- _GIVEN INFORMATION_:
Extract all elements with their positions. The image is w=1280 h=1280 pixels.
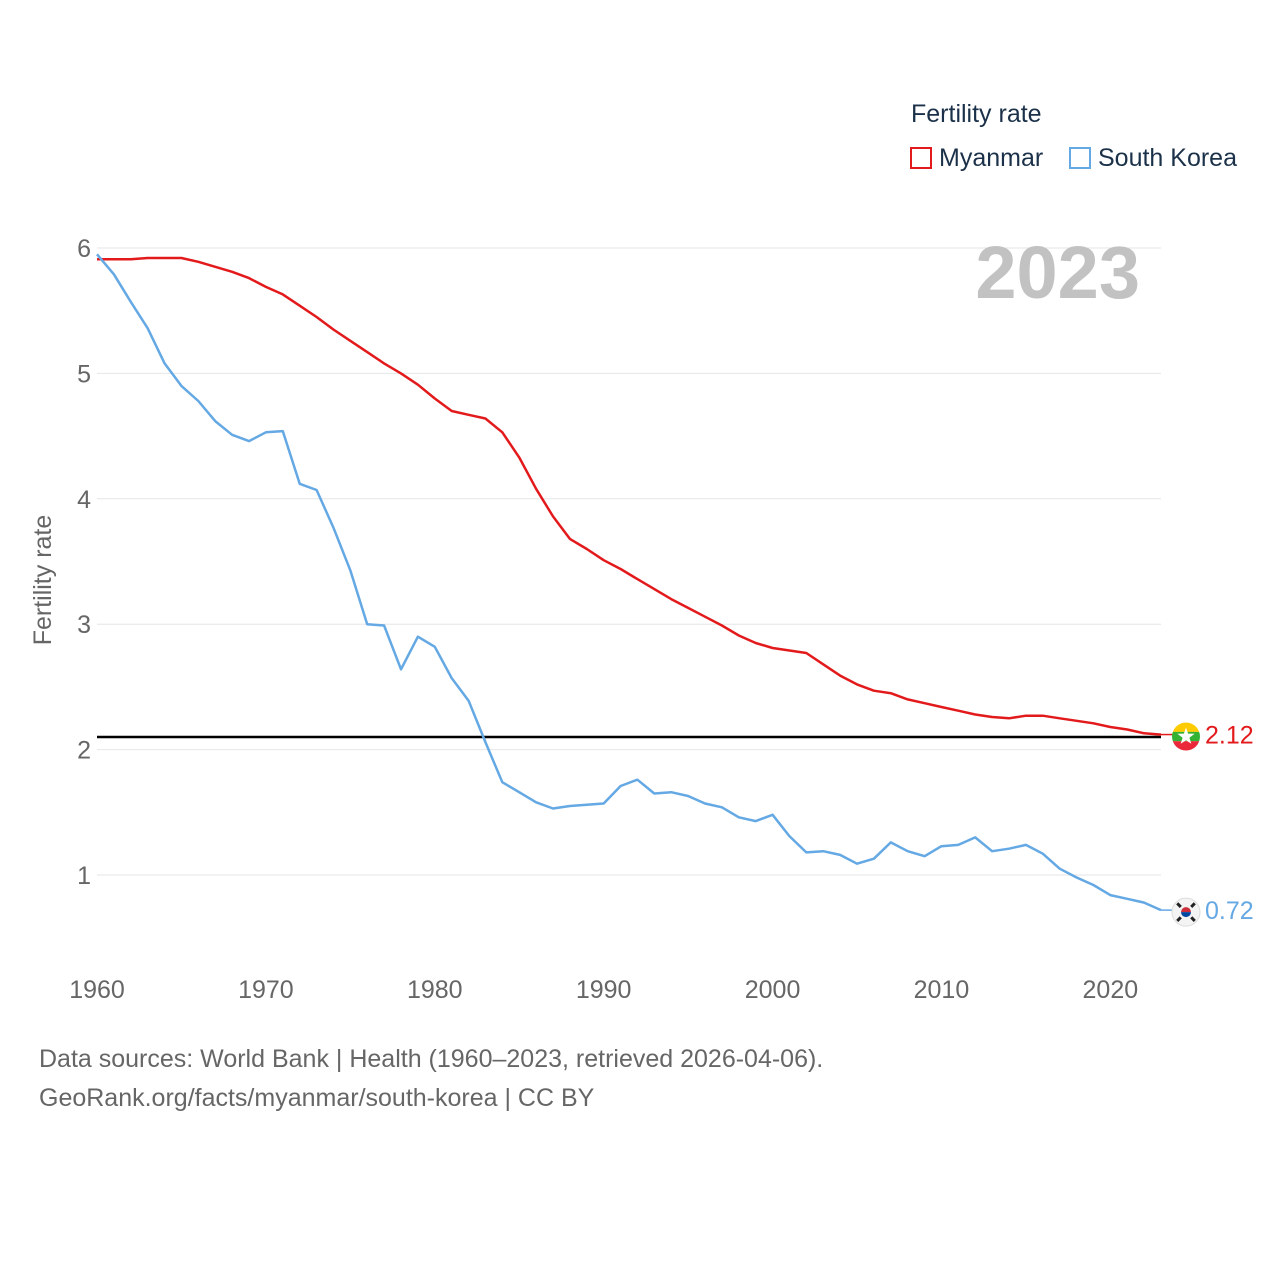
legend-label-myanmar: Myanmar — [939, 143, 1044, 172]
x-tick-label-2000: 2000 — [745, 976, 801, 1004]
x-tick-label-1990: 1990 — [576, 976, 632, 1004]
flag-icon-south-korea — [1171, 897, 1201, 927]
legend-swatch-south-korea — [1069, 147, 1091, 169]
x-tick-label-1980: 1980 — [407, 976, 463, 1004]
gridlines — [97, 247, 1161, 876]
x-tick-label-2010: 2010 — [914, 976, 970, 1004]
series-lines — [96, 253, 1162, 912]
legend-title: Fertility rate — [911, 100, 1042, 128]
y-tick-label-3: 3 — [77, 611, 91, 639]
x-tick-label-1960: 1960 — [69, 976, 125, 1004]
footer-sources: Data sources: World Bank | Health (1960–… — [39, 1045, 824, 1073]
x-tick-label-1970: 1970 — [238, 976, 294, 1004]
y-tick-label-1: 1 — [77, 862, 91, 890]
flag-icon-myanmar — [1172, 722, 1200, 751]
end-value-label-south-korea: 0.72 — [1205, 897, 1254, 925]
series-line-south-korea — [96, 253, 1162, 912]
series-end-markers: 2.12 0.72 — [1161, 722, 1254, 927]
x-axis-ticks: 1960 1970 1980 1990 2000 2010 2020 — [69, 976, 1138, 1004]
end-value-label-myanmar: 2.12 — [1205, 722, 1254, 750]
y-tick-label-2: 2 — [77, 737, 91, 765]
legend-item-myanmar[interactable]: Myanmar — [910, 143, 1043, 173]
legend-label-south-korea: South Korea — [1098, 143, 1237, 172]
y-axis-ticks: 1 2 3 4 5 6 — [77, 235, 91, 890]
y-axis-label: Fertility rate — [29, 515, 57, 646]
y-tick-label-4: 4 — [77, 486, 91, 514]
x-tick-label-2020: 2020 — [1083, 976, 1139, 1004]
footer-attribution[interactable]: GeoRank.org/facts/myanmar/south-korea | … — [39, 1084, 595, 1112]
y-tick-label-6: 6 — [77, 235, 91, 263]
series-line-myanmar — [97, 256, 1162, 736]
year-watermark: 2023 — [975, 231, 1140, 314]
legend-swatch-myanmar — [910, 147, 932, 169]
legend-item-south-korea[interactable]: South Korea — [1069, 143, 1237, 173]
y-tick-label-5: 5 — [77, 360, 91, 388]
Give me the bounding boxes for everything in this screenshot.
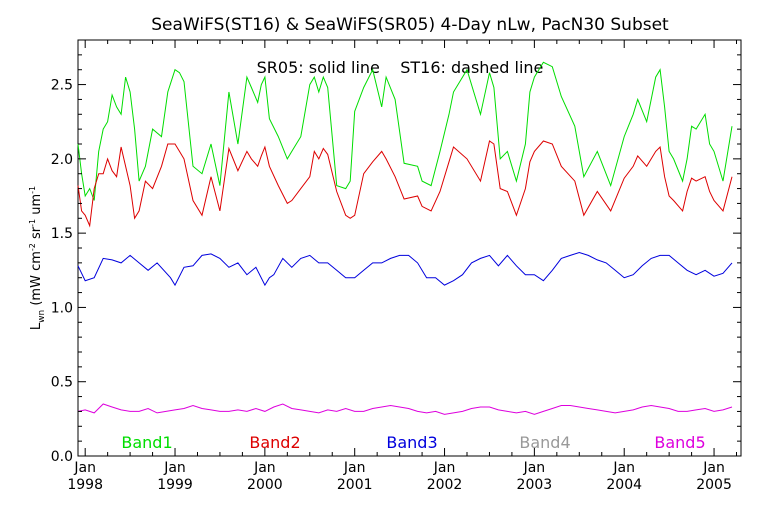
series-line-band3 [77, 251, 733, 287]
x-tick-month-label: Jan [612, 460, 635, 476]
legend-entry-band5: Band5 [654, 433, 705, 452]
y-tick-label: 1.5 [51, 226, 73, 242]
x-tick-month-label: Jan [523, 460, 546, 476]
line-style-annotation: SR05: solid line ST16: dashed line [257, 58, 544, 77]
legend-entry-band1: Band1 [121, 433, 172, 452]
y-tick-label: 1.0 [51, 300, 73, 316]
y-axis-label-units-rest: sr [29, 226, 44, 243]
x-tick-year-label: 2000 [247, 477, 283, 493]
y-tick-label: 0.0 [51, 449, 73, 465]
y-axis-label: Lwn (mW cm-2 sr-1 um-1 [28, 186, 47, 330]
legend-entry-band2: Band2 [249, 433, 300, 452]
x-tick-month-label: Jan [433, 460, 456, 476]
x-tick-year-label: 1999 [157, 477, 193, 493]
x-tick-month-label: Jan [253, 460, 276, 476]
svg-text:Lwn (mW cm-2 sr-1 um-1: Lwn (mW cm-2 sr-1 um-1 [28, 186, 47, 330]
legend-entry-band4: Band4 [519, 433, 570, 452]
plot-frame [77, 39, 742, 457]
x-tick-year-label: 2001 [337, 477, 373, 493]
y-axis-label-units-end: um [29, 194, 44, 219]
legend-layer: Band1 Band2 Band3 Band4 Band5 [121, 433, 705, 452]
chart-title: SeaWiFS(ST16) & SeaWiFS(SR05) 4-Day nLw,… [151, 15, 669, 35]
x-tick-year-label: 2005 [696, 477, 732, 493]
y-tick-label: 2.5 [51, 78, 73, 94]
y-axis-label-sup: -2 [28, 243, 37, 251]
x-tick-year-label: 2003 [517, 477, 553, 493]
y-tick-label: 2.0 [51, 152, 73, 168]
x-tick-year-label: 1998 [67, 477, 103, 493]
y-axis-label-sup3: -1 [28, 186, 37, 194]
series-line-band5 [77, 403, 733, 415]
series-layer [77, 61, 733, 415]
x-tick-year-label: 2004 [606, 477, 642, 493]
y-axis-label-sup2: -1 [28, 219, 37, 227]
x-tick-month-label: Jan [73, 460, 96, 476]
x-tick-month-label: Jan [702, 460, 725, 476]
x-tick-year-label: 2002 [427, 477, 463, 493]
y-axis-label-sub: wn [37, 310, 47, 323]
series-line-band1 [77, 61, 733, 201]
series-line-band2 [77, 140, 733, 228]
legend-entry-band3: Band3 [386, 433, 437, 452]
y-tick-label: 0.5 [51, 375, 73, 391]
y-axis-label-main: L [29, 322, 44, 330]
axis-layer: 0.00.51.01.52.02.5Jan1998Jan1999Jan2000J… [51, 40, 741, 493]
x-tick-month-label: Jan [163, 460, 186, 476]
y-axis-label-units: (mW cm [29, 251, 44, 306]
x-tick-month-label: Jan [343, 460, 366, 476]
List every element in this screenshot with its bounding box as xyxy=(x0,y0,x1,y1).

- _JOB_: Reproduce all the records above line for line, with no changes, and leave out the pictures.

- _EXPECTED OUTPUT_:
Extract all elements with their positions. The image is w=1280 h=1280 pixels.
legend-label-myanmar: Myanmar — [939, 143, 1044, 172]
x-tick-label-2000: 2000 — [745, 976, 801, 1004]
x-tick-label-1990: 1990 — [576, 976, 632, 1004]
flag-icon-south-korea — [1171, 897, 1201, 927]
legend-swatch-south-korea — [1069, 147, 1091, 169]
x-tick-label-1980: 1980 — [407, 976, 463, 1004]
gridlines — [97, 247, 1161, 876]
x-tick-label-2010: 2010 — [914, 976, 970, 1004]
series-lines — [96, 253, 1162, 912]
legend-title: Fertility rate — [911, 100, 1042, 128]
y-tick-label-3: 3 — [77, 611, 91, 639]
x-tick-label-1960: 1960 — [69, 976, 125, 1004]
footer-sources: Data sources: World Bank | Health (1960–… — [39, 1045, 824, 1073]
x-tick-label-1970: 1970 — [238, 976, 294, 1004]
y-tick-label-1: 1 — [77, 862, 91, 890]
flag-icon-myanmar — [1172, 722, 1200, 751]
end-value-label-south-korea: 0.72 — [1205, 897, 1254, 925]
series-line-south-korea — [96, 253, 1162, 912]
series-end-markers: 2.12 0.72 — [1161, 722, 1254, 927]
x-axis-ticks: 1960 1970 1980 1990 2000 2010 2020 — [69, 976, 1138, 1004]
end-value-label-myanmar: 2.12 — [1205, 722, 1254, 750]
y-tick-label-2: 2 — [77, 737, 91, 765]
legend-item-myanmar[interactable]: Myanmar — [910, 143, 1043, 173]
legend-label-south-korea: South Korea — [1098, 143, 1237, 172]
y-axis-ticks: 1 2 3 4 5 6 — [77, 235, 91, 890]
y-axis-label: Fertility rate — [29, 515, 57, 646]
y-tick-label-4: 4 — [77, 486, 91, 514]
x-tick-label-2020: 2020 — [1083, 976, 1139, 1004]
footer-attribution[interactable]: GeoRank.org/facts/myanmar/south-korea | … — [39, 1084, 595, 1112]
y-tick-label-6: 6 — [77, 235, 91, 263]
series-line-myanmar — [97, 256, 1162, 736]
year-watermark: 2023 — [975, 231, 1140, 314]
legend-swatch-myanmar — [910, 147, 932, 169]
legend-item-south-korea[interactable]: South Korea — [1069, 143, 1237, 173]
y-tick-label-5: 5 — [77, 360, 91, 388]
Give me the bounding boxes for everything in this screenshot.
series-line-band3 [77, 251, 733, 287]
x-tick-month-label: Jan [612, 460, 635, 476]
legend-entry-band5: Band5 [654, 433, 705, 452]
y-tick-label: 1.5 [51, 226, 73, 242]
x-tick-month-label: Jan [523, 460, 546, 476]
line-style-annotation: SR05: solid line ST16: dashed line [257, 58, 544, 77]
legend-entry-band1: Band1 [121, 433, 172, 452]
y-tick-label: 1.0 [51, 300, 73, 316]
y-axis-label-units-rest: sr [29, 226, 44, 243]
x-tick-year-label: 2000 [247, 477, 283, 493]
y-tick-label: 0.0 [51, 449, 73, 465]
y-axis-label: Lwn (mW cm-2 sr-1 um-1 [28, 186, 47, 330]
legend-entry-band2: Band2 [249, 433, 300, 452]
x-tick-month-label: Jan [433, 460, 456, 476]
x-tick-year-label: 1999 [157, 477, 193, 493]
x-tick-month-label: Jan [253, 460, 276, 476]
svg-text:Lwn (mW cm-2 sr-1 um-1: Lwn (mW cm-2 sr-1 um-1 [28, 186, 47, 330]
legend-entry-band4: Band4 [519, 433, 570, 452]
plot-frame [77, 39, 742, 457]
x-tick-year-label: 2001 [337, 477, 373, 493]
y-axis-label-units-end: um [29, 194, 44, 219]
legend-layer: Band1 Band2 Band3 Band4 Band5 [121, 433, 705, 452]
chart-title: SeaWiFS(ST16) & SeaWiFS(SR05) 4-Day nLw,… [151, 15, 669, 35]
x-tick-year-label: 2005 [696, 477, 732, 493]
y-tick-label: 2.5 [51, 78, 73, 94]
y-axis-label-sup: -2 [28, 243, 37, 251]
x-tick-year-label: 2003 [517, 477, 553, 493]
y-tick-label: 2.0 [51, 152, 73, 168]
x-tick-year-label: 1998 [67, 477, 103, 493]
y-axis-label-sup3: -1 [28, 186, 37, 194]
series-line-band5 [77, 403, 733, 415]
series-layer [77, 61, 733, 415]
x-tick-year-label: 2004 [606, 477, 642, 493]
y-axis-label-sup2: -1 [28, 219, 37, 227]
x-tick-month-label: Jan [73, 460, 96, 476]
x-tick-month-label: Jan [702, 460, 725, 476]
x-tick-year-label: 2002 [427, 477, 463, 493]
y-axis-label-sub: wn [37, 310, 47, 323]
series-line-band1 [77, 61, 733, 201]
series-line-band2 [77, 140, 733, 228]
legend-entry-band3: Band3 [386, 433, 437, 452]
y-tick-label: 0.5 [51, 375, 73, 391]
y-axis-label-main: L [29, 322, 44, 330]
axis-layer: 0.00.51.01.52.02.5Jan1998Jan1999Jan2000J… [51, 40, 741, 493]
x-tick-month-label: Jan [163, 460, 186, 476]
y-axis-label-units: (mW cm [29, 251, 44, 306]
x-tick-month-label: Jan [343, 460, 366, 476]
List every element in this screenshot with its bounding box as xyxy=(x0,y0,x1,y1).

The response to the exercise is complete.